In the data below, find every line with the string "background" and pull it out.

## begin Given entries

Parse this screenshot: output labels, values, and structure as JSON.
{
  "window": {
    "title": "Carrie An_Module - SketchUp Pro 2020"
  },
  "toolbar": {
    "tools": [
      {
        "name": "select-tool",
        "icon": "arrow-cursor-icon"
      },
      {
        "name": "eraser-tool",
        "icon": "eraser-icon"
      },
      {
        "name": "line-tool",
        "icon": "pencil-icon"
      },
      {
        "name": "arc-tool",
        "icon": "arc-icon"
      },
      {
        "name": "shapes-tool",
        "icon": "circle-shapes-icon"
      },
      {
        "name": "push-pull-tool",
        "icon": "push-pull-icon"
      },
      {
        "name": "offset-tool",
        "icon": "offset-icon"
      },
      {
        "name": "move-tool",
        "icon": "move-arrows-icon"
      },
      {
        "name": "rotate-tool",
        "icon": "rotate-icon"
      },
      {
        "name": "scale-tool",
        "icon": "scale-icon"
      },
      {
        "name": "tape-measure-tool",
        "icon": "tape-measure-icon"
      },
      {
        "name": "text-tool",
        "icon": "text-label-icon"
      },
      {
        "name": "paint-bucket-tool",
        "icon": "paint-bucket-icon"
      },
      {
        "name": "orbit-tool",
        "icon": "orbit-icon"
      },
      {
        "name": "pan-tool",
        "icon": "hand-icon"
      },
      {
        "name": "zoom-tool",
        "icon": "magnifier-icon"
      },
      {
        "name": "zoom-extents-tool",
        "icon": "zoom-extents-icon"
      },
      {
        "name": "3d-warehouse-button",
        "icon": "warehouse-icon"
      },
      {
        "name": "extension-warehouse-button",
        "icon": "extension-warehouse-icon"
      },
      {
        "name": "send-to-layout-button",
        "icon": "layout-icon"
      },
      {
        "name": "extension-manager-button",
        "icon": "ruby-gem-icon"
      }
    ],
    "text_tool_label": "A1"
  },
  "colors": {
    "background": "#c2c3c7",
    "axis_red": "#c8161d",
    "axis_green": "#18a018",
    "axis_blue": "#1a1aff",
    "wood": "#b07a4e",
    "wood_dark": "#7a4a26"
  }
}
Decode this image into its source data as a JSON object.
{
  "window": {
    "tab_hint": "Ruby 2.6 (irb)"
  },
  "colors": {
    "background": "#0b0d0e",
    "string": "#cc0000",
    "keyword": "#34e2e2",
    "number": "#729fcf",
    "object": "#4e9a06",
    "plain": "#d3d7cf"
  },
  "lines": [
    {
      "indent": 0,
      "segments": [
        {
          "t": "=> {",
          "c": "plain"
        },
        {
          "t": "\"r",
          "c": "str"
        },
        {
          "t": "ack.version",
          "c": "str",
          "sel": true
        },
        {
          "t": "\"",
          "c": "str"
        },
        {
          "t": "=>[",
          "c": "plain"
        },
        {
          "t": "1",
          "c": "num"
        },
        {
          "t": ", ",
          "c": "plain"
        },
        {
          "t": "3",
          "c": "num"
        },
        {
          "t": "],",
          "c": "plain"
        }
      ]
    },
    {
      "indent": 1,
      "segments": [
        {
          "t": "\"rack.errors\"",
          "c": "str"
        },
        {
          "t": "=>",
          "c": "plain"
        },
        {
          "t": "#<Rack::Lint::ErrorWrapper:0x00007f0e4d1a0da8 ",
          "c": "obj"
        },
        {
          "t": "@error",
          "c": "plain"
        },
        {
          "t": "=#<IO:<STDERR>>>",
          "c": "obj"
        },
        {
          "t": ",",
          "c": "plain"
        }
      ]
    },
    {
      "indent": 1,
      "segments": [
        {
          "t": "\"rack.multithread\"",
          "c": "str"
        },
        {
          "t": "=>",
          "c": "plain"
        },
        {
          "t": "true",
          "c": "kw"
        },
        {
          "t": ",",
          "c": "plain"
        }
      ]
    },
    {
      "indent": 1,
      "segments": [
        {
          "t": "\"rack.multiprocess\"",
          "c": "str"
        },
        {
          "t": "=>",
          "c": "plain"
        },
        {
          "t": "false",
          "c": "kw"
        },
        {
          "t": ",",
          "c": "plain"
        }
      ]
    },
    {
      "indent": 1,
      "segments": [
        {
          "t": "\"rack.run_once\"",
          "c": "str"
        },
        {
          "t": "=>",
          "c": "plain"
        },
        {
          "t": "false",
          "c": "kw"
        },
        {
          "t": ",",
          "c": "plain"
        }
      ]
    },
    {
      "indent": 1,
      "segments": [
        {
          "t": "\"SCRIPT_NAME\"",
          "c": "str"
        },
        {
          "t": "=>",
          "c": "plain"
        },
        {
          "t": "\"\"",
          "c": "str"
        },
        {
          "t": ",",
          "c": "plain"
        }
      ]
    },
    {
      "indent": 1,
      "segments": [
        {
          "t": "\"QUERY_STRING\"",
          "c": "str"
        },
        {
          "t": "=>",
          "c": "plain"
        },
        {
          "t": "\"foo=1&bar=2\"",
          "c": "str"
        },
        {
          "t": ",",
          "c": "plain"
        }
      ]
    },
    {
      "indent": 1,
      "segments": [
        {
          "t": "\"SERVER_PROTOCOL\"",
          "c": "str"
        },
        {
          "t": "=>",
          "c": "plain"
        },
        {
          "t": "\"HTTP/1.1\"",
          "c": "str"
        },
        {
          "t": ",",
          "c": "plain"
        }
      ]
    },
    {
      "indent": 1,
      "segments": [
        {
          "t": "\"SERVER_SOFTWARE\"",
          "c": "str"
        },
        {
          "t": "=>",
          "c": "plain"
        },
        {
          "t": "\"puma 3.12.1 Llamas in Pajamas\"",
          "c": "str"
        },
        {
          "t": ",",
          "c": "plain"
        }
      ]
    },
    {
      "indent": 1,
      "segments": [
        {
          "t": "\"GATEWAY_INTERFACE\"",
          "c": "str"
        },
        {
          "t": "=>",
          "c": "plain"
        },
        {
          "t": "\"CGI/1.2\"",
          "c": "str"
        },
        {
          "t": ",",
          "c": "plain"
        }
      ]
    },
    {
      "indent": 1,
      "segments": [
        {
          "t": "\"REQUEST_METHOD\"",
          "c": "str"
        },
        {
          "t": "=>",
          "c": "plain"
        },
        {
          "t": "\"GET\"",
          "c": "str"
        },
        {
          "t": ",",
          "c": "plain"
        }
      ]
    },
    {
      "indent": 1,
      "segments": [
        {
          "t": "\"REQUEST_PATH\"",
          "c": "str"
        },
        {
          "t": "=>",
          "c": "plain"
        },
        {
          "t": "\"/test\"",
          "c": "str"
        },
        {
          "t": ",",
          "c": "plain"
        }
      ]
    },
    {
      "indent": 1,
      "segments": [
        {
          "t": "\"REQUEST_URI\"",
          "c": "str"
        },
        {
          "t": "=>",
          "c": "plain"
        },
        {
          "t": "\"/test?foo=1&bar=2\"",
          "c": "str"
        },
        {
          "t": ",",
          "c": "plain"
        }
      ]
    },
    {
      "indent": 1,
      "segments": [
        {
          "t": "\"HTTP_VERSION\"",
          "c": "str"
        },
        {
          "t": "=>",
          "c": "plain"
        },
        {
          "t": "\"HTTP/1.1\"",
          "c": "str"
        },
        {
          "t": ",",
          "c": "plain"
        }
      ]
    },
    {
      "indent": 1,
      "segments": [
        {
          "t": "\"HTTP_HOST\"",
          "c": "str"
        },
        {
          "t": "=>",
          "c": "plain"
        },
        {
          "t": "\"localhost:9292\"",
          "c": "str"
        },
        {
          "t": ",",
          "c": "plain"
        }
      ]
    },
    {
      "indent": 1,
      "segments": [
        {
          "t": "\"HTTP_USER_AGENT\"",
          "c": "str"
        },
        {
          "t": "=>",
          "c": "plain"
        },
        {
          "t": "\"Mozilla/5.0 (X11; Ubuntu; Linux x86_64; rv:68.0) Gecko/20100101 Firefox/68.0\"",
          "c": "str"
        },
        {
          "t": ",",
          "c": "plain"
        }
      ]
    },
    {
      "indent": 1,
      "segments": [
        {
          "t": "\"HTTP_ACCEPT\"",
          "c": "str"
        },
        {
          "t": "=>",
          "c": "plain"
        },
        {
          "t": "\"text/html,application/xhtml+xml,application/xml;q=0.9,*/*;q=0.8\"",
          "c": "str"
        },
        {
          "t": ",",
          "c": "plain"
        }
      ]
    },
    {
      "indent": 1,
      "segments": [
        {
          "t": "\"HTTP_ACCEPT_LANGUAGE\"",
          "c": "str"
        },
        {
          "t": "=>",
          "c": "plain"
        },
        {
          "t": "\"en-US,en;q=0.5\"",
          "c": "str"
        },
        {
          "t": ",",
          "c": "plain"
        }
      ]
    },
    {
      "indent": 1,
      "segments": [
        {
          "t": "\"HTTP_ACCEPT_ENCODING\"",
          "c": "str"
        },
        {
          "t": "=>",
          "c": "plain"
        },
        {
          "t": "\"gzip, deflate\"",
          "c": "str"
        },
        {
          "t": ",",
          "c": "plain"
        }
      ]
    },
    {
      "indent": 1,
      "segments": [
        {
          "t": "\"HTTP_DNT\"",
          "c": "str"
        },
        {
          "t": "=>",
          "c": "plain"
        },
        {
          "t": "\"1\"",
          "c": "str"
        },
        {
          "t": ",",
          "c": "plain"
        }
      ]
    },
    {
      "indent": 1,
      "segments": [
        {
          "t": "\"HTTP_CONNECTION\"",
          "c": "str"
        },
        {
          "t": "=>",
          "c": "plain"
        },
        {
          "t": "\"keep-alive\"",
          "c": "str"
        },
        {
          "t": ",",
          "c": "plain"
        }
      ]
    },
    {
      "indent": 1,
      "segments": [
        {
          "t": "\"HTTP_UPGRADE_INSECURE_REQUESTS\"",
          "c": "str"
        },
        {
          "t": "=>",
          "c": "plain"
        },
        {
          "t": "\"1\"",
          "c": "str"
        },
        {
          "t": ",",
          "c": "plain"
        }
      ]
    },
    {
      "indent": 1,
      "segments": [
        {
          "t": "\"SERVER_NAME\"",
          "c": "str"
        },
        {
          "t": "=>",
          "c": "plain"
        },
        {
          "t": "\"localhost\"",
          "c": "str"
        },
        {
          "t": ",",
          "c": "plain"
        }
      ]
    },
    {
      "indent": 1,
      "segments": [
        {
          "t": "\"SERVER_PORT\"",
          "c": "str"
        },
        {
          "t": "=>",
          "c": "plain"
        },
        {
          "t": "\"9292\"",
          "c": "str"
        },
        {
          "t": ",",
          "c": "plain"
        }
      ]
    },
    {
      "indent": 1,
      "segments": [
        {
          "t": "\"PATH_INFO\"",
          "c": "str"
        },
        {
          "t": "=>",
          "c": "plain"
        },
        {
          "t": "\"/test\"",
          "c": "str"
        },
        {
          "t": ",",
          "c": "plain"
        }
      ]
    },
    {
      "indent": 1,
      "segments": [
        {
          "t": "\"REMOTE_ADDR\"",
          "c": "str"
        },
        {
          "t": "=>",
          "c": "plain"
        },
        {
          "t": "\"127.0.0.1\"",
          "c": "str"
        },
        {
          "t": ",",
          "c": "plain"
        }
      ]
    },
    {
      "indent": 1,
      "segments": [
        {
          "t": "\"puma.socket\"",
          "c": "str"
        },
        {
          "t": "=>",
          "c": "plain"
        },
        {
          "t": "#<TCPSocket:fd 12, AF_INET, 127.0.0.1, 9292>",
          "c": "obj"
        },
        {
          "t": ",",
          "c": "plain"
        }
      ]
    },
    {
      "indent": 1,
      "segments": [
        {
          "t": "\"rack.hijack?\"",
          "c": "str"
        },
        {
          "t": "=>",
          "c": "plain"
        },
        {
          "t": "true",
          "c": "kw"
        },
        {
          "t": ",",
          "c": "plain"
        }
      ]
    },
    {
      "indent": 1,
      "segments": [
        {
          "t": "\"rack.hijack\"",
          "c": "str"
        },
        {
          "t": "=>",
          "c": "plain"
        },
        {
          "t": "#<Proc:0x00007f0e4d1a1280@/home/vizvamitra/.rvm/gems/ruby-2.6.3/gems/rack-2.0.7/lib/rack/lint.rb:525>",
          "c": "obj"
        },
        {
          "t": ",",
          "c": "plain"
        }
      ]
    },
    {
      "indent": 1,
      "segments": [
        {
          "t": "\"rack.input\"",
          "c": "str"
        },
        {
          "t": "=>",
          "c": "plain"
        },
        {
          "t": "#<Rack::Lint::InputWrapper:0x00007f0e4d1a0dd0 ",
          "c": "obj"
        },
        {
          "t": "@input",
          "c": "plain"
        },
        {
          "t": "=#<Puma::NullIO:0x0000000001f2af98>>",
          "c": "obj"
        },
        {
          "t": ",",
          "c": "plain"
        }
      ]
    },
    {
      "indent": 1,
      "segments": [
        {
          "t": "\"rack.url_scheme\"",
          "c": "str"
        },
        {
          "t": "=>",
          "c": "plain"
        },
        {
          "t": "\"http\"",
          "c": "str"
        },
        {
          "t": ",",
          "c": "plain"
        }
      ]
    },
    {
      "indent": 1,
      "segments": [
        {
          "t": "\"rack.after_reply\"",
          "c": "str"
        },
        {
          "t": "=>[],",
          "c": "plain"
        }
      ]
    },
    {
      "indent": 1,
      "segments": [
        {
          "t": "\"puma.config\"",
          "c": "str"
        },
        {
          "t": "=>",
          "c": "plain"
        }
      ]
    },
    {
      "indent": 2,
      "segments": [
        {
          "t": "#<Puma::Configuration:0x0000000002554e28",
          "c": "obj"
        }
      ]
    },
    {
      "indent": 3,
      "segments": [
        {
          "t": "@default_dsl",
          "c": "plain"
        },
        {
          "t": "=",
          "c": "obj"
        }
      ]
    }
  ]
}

## end Given entries

Right answer:
    "background": "#c2c3c7",
    "background": "#0b0d0e",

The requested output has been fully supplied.